┌──

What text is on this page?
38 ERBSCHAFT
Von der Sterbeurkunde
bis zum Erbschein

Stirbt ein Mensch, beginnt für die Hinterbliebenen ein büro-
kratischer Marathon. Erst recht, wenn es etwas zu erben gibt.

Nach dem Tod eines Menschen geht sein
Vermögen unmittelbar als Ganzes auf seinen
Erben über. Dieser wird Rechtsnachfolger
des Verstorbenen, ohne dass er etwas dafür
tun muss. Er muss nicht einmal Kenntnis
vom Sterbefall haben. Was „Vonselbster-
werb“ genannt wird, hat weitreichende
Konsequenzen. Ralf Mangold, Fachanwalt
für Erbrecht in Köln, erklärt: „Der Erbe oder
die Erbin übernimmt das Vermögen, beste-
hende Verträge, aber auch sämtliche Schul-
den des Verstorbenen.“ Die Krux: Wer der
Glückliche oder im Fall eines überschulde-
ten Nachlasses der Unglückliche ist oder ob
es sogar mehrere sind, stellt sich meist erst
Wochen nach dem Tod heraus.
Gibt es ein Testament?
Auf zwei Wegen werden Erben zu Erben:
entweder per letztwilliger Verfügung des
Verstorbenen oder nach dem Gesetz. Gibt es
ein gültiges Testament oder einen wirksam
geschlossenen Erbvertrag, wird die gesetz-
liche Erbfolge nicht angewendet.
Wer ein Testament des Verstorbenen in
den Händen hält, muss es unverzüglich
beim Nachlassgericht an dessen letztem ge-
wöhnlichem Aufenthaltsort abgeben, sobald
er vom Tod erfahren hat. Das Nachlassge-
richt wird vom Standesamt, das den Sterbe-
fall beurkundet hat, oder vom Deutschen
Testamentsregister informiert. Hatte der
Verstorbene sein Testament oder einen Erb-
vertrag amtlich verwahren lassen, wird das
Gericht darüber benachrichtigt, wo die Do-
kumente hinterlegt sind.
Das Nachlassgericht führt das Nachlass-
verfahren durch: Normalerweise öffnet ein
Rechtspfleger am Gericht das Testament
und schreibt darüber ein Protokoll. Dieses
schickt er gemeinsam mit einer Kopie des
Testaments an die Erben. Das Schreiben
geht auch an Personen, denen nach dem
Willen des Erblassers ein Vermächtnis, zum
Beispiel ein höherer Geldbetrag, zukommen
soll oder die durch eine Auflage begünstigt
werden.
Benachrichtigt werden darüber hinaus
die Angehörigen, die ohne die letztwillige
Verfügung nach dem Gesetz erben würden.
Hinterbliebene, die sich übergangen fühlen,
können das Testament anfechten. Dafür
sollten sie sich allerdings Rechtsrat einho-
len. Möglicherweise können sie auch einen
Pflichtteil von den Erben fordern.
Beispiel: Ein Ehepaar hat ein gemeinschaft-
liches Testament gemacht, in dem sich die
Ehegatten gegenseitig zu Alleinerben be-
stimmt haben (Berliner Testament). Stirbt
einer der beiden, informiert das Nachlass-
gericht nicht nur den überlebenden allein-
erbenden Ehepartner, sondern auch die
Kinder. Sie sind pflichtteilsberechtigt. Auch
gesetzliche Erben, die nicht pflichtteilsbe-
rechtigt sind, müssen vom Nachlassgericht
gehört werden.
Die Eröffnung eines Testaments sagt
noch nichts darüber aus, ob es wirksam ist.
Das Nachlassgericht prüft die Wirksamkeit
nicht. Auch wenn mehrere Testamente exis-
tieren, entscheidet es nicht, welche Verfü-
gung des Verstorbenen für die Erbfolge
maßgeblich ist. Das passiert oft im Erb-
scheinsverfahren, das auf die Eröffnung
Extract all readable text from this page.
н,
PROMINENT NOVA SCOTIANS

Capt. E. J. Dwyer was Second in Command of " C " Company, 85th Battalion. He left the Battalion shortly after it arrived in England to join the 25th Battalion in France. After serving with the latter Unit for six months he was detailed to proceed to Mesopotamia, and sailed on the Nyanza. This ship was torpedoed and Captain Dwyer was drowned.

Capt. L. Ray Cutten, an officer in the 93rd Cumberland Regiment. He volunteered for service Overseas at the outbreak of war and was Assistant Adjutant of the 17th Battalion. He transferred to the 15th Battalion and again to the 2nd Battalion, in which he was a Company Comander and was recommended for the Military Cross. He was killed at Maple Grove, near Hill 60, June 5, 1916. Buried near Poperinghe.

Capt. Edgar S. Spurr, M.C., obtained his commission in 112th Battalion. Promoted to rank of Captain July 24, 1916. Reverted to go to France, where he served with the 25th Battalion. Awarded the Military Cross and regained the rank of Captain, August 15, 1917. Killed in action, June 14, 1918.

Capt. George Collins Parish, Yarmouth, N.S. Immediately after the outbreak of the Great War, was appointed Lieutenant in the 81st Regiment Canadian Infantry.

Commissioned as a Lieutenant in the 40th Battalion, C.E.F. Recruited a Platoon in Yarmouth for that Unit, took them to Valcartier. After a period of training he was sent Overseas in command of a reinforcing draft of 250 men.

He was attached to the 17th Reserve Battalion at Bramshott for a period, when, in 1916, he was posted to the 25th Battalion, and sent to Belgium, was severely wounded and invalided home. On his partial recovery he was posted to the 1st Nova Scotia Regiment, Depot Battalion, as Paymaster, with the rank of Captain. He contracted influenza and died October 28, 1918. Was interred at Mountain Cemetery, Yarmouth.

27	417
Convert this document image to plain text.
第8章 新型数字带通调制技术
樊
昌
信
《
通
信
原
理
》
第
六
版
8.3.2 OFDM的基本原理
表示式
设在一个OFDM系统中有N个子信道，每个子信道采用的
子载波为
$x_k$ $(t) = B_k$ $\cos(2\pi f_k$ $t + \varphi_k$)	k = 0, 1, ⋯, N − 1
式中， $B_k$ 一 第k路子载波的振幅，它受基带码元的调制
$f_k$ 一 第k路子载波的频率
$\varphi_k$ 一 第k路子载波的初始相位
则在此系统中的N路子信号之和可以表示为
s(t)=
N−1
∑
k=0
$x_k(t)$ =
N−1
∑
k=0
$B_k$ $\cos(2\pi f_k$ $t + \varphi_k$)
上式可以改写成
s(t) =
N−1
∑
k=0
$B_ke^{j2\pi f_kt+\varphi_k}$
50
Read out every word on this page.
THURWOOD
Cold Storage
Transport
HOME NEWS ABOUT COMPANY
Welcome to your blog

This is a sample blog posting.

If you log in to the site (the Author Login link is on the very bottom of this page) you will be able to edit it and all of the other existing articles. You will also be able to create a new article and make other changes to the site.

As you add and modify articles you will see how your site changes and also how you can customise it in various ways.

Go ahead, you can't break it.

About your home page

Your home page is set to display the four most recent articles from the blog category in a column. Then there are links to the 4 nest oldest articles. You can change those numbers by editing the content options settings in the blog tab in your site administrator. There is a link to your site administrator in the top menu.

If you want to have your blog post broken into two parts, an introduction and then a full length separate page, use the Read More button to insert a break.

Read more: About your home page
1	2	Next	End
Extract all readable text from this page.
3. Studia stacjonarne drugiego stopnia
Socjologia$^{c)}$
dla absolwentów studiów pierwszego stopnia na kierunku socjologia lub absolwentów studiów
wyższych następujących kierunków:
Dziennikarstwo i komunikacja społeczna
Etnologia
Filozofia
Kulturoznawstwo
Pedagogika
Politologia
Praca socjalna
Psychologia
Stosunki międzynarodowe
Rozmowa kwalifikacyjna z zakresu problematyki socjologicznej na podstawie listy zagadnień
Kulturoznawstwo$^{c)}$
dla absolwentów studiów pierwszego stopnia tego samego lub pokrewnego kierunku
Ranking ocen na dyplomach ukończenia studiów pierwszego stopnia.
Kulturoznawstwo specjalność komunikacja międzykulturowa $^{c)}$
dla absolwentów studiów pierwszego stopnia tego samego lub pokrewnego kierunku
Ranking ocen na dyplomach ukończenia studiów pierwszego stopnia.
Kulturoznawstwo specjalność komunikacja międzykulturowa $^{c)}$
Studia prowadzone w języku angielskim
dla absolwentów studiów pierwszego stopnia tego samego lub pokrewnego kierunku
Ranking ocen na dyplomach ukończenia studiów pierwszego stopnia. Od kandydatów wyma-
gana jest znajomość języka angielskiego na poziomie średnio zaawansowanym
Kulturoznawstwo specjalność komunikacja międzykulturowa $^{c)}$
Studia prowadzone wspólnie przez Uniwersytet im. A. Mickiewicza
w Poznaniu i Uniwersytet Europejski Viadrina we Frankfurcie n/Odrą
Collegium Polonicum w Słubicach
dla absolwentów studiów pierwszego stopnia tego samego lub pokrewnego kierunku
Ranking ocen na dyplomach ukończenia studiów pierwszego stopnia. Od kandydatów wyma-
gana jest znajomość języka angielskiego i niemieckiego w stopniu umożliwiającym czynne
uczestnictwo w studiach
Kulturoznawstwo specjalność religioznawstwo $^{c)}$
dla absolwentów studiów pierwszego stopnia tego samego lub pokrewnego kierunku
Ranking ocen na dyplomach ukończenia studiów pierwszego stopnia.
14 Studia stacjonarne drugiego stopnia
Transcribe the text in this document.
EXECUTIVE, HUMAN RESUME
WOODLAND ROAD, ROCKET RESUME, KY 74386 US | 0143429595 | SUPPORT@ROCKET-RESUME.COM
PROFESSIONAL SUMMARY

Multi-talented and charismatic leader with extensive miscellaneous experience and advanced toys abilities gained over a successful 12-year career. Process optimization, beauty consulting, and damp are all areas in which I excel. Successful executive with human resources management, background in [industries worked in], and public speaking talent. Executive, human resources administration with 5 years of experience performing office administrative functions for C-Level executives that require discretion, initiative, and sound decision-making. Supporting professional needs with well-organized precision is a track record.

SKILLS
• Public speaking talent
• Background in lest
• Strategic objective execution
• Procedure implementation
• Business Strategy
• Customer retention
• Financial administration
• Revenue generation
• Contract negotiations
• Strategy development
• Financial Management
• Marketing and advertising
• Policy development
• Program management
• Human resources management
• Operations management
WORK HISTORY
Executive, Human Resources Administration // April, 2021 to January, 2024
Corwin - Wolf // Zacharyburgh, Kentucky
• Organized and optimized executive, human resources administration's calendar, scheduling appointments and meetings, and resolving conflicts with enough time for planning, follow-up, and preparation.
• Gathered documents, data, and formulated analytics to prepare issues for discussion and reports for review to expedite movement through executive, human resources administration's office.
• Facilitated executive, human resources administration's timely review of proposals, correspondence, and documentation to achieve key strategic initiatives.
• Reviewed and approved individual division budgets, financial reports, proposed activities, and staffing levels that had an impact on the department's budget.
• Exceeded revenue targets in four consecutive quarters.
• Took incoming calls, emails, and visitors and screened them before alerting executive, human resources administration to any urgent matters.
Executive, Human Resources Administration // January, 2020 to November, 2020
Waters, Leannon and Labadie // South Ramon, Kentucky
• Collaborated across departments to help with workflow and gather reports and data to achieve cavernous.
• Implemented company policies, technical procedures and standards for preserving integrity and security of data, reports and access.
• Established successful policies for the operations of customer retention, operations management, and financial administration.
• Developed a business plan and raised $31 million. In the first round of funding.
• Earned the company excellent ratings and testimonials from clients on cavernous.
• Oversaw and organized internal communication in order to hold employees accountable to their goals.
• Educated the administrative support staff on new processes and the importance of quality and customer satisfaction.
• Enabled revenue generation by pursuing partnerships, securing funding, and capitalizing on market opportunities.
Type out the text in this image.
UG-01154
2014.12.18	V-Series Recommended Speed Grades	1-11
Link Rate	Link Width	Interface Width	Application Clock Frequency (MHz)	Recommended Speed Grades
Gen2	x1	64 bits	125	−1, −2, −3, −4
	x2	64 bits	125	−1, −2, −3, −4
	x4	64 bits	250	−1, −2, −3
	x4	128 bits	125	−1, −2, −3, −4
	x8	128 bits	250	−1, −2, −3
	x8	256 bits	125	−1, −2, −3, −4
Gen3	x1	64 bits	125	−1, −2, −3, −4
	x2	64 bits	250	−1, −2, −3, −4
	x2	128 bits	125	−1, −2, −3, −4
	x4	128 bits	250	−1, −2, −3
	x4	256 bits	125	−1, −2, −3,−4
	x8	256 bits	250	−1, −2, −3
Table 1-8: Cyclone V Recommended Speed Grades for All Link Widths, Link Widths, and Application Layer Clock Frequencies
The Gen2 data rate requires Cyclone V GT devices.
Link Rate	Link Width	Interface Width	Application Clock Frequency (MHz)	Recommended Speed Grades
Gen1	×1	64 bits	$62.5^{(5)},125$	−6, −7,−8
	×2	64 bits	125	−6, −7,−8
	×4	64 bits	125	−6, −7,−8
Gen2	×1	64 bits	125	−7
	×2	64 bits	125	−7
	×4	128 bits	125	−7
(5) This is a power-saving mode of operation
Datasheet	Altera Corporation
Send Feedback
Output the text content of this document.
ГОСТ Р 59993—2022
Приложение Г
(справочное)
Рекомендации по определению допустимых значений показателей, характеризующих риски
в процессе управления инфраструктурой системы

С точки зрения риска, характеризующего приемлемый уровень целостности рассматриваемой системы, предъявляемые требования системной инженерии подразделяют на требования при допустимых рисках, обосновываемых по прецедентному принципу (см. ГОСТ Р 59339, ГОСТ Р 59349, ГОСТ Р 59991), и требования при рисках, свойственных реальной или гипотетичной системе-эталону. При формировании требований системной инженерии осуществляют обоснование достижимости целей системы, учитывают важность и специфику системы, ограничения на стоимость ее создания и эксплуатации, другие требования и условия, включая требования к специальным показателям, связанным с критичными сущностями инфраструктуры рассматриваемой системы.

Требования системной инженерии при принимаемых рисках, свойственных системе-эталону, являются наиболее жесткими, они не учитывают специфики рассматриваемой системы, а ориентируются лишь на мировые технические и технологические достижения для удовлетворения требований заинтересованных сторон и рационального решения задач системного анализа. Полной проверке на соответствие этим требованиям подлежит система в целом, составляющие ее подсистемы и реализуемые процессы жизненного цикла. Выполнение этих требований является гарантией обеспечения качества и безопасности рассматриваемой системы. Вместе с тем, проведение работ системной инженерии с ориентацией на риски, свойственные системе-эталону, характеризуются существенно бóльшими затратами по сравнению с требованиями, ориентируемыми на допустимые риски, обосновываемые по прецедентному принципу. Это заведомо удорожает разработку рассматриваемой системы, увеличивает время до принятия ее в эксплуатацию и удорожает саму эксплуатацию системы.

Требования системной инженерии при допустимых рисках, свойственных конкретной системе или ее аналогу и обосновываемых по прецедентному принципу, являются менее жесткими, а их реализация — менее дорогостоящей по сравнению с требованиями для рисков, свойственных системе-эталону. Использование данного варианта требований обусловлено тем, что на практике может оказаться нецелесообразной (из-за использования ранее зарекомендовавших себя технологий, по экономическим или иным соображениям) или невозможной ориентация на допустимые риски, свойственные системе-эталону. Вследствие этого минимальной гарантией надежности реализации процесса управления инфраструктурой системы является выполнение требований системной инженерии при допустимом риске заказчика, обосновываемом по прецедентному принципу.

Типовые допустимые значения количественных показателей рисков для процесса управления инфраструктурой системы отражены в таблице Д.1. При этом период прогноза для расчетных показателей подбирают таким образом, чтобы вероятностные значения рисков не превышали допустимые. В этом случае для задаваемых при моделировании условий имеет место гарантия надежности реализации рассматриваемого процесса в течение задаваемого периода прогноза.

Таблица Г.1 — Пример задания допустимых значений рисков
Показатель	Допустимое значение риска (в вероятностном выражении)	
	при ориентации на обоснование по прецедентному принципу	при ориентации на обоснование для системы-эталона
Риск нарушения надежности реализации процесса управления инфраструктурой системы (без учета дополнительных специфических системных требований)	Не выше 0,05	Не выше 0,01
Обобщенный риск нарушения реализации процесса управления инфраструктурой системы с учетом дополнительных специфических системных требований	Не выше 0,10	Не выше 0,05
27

└──

Count every line of the records that holds "policies". State the number, nothing else.

2